The task
Those lines of the records that contain "dysfunction" are to be located and copied.

Records to use: Begin

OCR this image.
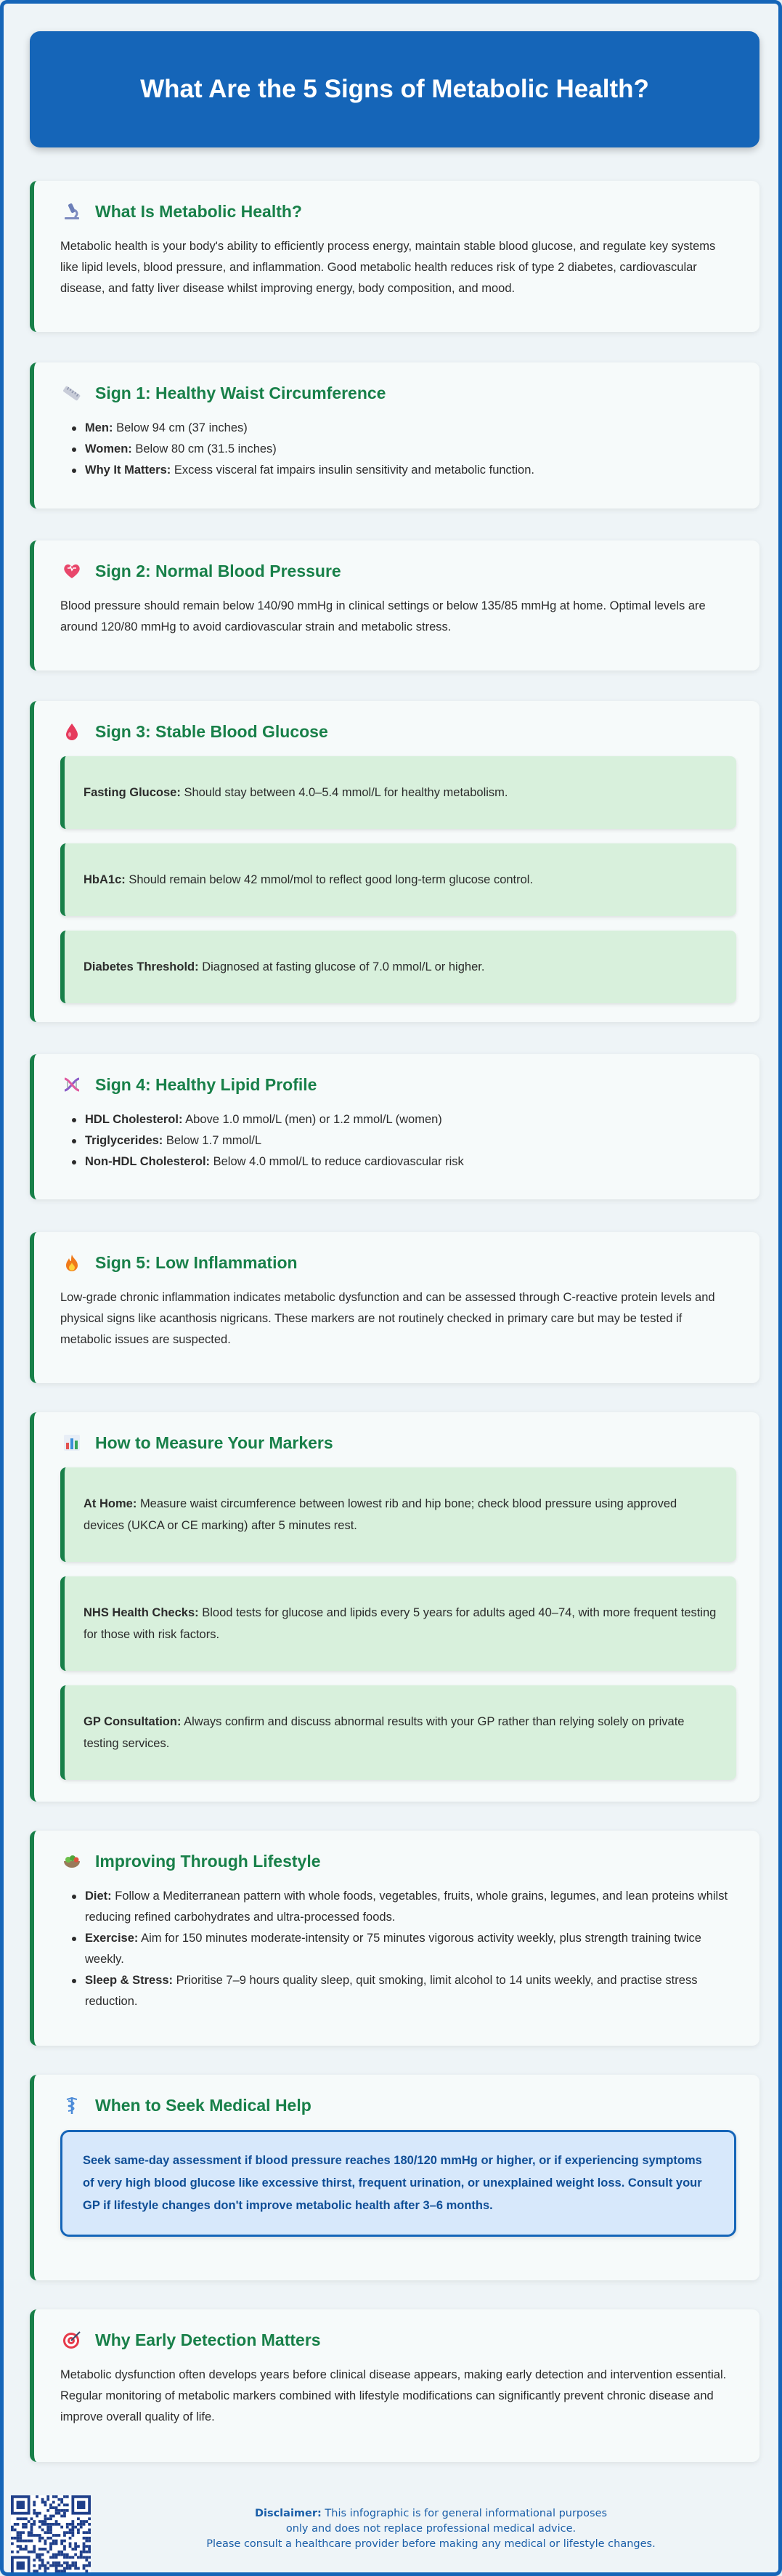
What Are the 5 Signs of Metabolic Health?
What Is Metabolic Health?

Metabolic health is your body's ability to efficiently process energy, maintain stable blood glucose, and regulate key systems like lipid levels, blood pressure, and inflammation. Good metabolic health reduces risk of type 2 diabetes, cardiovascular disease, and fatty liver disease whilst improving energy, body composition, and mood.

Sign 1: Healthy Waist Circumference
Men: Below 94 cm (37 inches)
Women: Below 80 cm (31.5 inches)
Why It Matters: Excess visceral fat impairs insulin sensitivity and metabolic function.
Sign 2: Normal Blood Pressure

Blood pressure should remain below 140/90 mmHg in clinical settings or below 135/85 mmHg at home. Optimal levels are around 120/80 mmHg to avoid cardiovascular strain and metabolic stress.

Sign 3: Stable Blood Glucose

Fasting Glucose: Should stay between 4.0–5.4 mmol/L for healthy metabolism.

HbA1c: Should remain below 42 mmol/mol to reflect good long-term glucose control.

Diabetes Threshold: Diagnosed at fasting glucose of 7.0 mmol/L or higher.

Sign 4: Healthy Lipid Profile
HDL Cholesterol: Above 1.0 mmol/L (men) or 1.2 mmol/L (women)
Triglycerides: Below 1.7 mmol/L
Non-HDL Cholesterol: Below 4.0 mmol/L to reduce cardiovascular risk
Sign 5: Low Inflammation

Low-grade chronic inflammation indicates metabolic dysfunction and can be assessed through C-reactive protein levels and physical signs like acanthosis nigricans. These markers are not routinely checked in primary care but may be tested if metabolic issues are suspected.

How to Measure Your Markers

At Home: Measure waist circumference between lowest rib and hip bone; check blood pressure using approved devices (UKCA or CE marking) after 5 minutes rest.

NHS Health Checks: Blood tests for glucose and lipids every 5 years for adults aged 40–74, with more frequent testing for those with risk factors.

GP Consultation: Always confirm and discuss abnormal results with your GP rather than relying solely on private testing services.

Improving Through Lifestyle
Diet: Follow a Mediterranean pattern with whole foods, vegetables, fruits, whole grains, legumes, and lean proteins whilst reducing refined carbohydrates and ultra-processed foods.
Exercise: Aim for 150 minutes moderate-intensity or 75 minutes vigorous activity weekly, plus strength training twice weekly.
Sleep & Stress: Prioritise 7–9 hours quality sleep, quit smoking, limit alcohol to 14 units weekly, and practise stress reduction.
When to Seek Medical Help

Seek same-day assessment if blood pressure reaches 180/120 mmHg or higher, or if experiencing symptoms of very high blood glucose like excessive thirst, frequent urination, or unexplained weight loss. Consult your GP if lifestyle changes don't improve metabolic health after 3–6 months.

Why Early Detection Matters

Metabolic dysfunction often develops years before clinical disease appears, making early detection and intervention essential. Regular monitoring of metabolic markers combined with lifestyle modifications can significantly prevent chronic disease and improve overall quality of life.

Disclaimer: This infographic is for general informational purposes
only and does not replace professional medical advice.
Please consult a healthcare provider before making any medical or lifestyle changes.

Records to use: End
Records to use: Begin

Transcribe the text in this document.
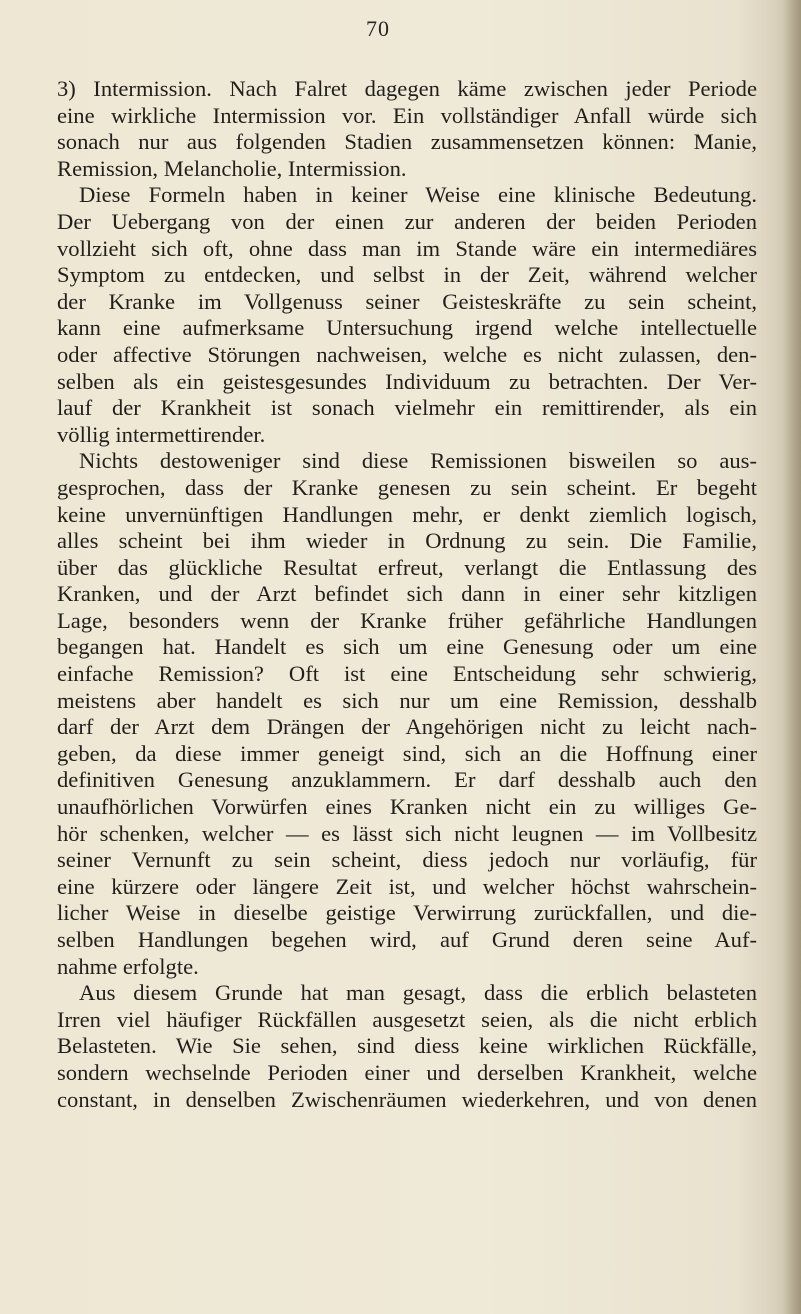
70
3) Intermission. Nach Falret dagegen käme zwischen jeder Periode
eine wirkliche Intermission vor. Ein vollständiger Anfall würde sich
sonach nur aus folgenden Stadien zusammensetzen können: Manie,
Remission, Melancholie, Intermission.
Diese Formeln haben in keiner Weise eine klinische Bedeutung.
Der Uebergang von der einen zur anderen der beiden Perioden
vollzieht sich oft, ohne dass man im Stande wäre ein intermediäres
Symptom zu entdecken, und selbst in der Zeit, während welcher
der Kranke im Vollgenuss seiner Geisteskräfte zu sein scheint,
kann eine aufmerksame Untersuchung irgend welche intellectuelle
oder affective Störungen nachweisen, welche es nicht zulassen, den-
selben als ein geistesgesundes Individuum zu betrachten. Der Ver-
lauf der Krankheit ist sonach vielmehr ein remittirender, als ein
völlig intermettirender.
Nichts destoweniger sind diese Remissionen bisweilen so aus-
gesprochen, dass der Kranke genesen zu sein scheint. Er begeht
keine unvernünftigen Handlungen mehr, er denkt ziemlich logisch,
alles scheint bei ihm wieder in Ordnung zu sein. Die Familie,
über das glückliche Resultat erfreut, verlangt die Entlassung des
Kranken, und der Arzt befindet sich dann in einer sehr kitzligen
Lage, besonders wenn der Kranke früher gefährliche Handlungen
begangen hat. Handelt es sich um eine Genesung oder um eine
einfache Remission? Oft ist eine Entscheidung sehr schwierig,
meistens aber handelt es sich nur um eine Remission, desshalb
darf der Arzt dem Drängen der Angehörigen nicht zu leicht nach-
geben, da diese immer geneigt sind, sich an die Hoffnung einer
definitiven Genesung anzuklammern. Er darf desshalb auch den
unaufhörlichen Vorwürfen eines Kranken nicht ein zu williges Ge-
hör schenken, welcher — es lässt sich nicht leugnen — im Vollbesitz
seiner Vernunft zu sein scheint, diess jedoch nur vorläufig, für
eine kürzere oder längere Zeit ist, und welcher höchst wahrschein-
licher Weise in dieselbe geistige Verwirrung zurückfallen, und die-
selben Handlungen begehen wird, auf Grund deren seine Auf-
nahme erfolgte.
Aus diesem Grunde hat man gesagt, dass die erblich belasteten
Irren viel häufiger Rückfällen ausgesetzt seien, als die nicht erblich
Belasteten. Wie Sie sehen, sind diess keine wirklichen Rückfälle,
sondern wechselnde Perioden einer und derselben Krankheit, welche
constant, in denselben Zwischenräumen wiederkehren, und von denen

Records to use: End
Records to use: Begin

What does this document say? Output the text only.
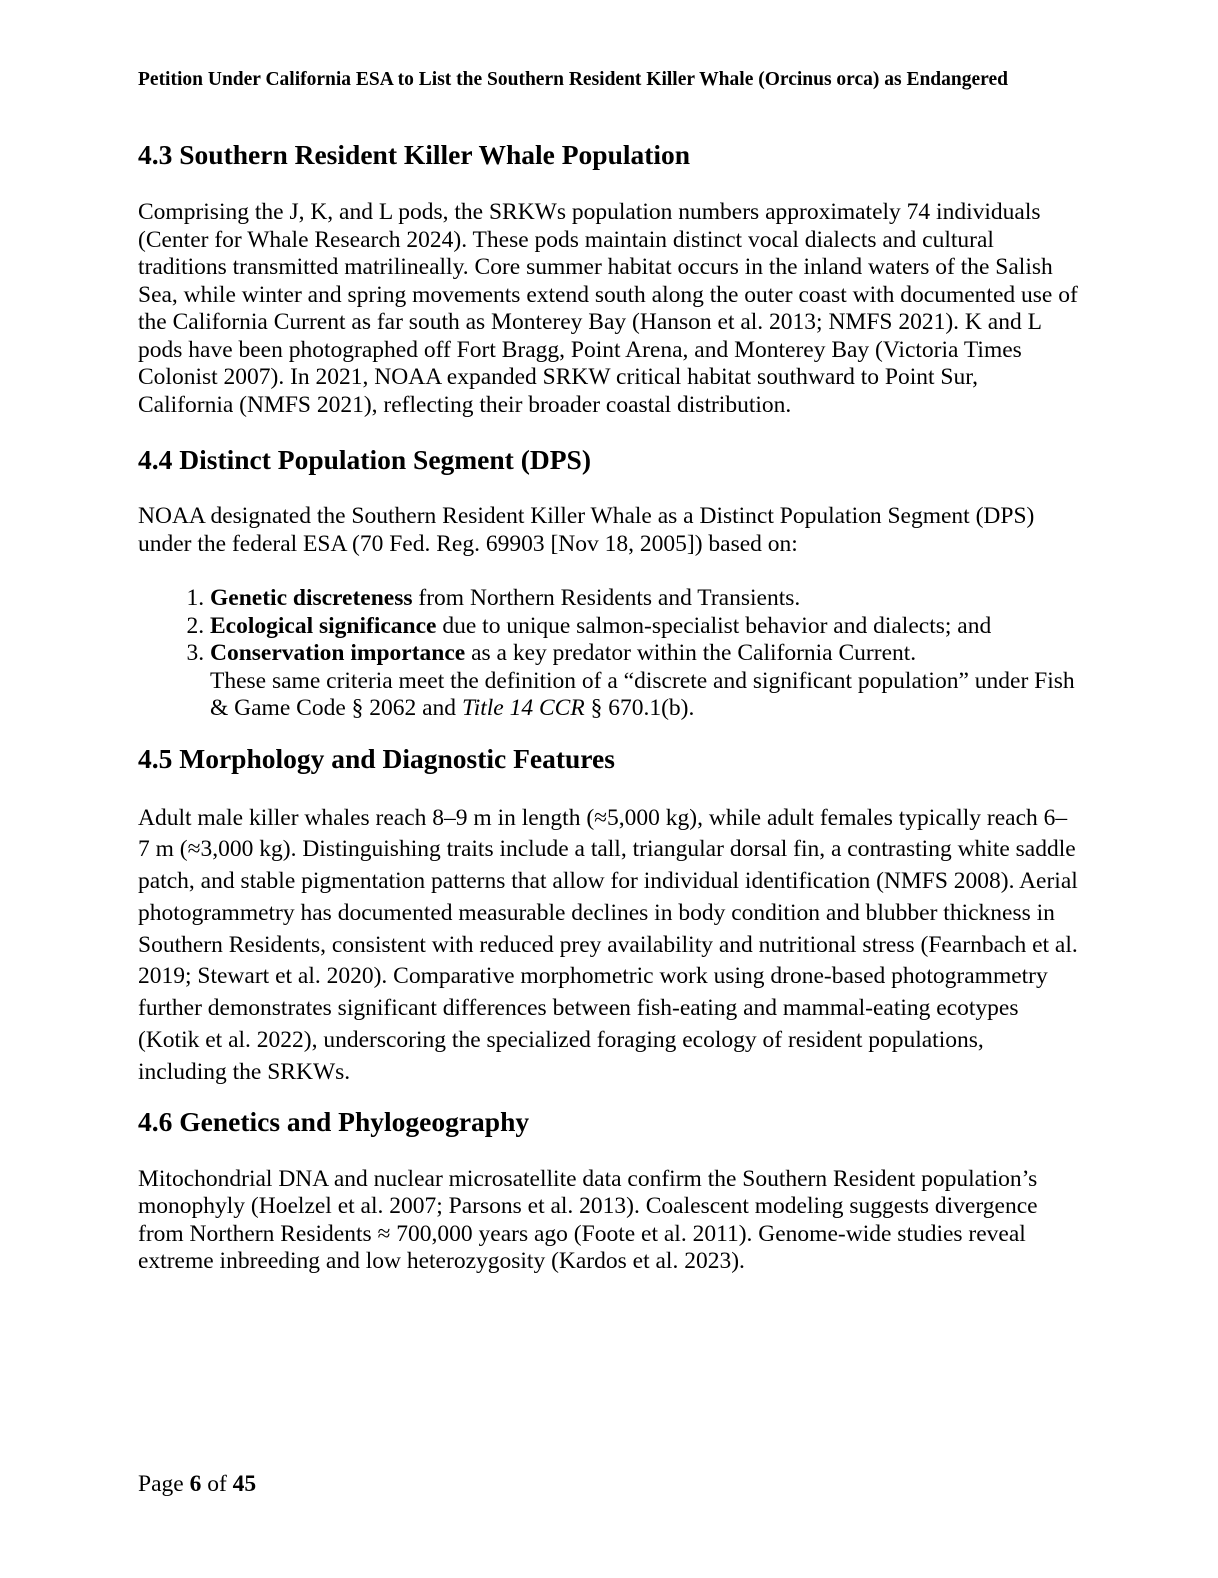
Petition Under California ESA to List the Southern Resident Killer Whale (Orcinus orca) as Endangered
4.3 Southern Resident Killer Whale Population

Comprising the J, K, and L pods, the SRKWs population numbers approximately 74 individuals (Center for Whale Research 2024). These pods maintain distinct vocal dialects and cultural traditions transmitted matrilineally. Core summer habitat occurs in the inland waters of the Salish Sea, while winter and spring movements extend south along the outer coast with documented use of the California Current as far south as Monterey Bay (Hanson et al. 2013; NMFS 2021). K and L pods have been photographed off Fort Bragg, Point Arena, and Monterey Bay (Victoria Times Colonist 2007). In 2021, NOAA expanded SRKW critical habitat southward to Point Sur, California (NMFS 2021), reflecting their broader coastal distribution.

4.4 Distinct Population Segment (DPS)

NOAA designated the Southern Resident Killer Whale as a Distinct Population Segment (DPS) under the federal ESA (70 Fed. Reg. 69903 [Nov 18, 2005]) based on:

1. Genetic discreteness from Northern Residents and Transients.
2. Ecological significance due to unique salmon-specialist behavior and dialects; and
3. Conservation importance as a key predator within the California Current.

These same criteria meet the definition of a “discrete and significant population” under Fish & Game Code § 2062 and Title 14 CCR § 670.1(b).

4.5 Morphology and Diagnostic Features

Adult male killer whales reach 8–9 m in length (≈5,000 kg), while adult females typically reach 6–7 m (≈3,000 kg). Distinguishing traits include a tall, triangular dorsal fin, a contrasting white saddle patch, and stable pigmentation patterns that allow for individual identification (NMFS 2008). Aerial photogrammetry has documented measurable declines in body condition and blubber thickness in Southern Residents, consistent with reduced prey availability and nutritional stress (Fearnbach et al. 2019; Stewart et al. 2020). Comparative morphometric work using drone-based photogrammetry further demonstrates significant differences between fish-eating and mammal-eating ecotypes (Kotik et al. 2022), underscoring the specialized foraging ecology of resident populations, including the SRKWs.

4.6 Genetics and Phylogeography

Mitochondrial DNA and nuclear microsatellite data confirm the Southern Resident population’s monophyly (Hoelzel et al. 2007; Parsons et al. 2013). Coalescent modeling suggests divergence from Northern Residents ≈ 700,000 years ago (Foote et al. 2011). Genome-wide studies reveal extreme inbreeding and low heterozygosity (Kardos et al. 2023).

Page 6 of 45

Records to use: End

Exercise result
Low-grade chronic inflammation indicates metabolic dysfunction and can be assessed through C-reactive protein levels and physical signs like acanthosis nigricans. These markers are not routinely checked in primary care but may be tested if metabolic issues are suspected.
Metabolic dysfunction often develops years before clinical disease appears, making early detection and intervention essential. Regular monitoring of metabolic markers combined with lifestyle modifications can significantly prevent chronic disease and improve overall quality of life.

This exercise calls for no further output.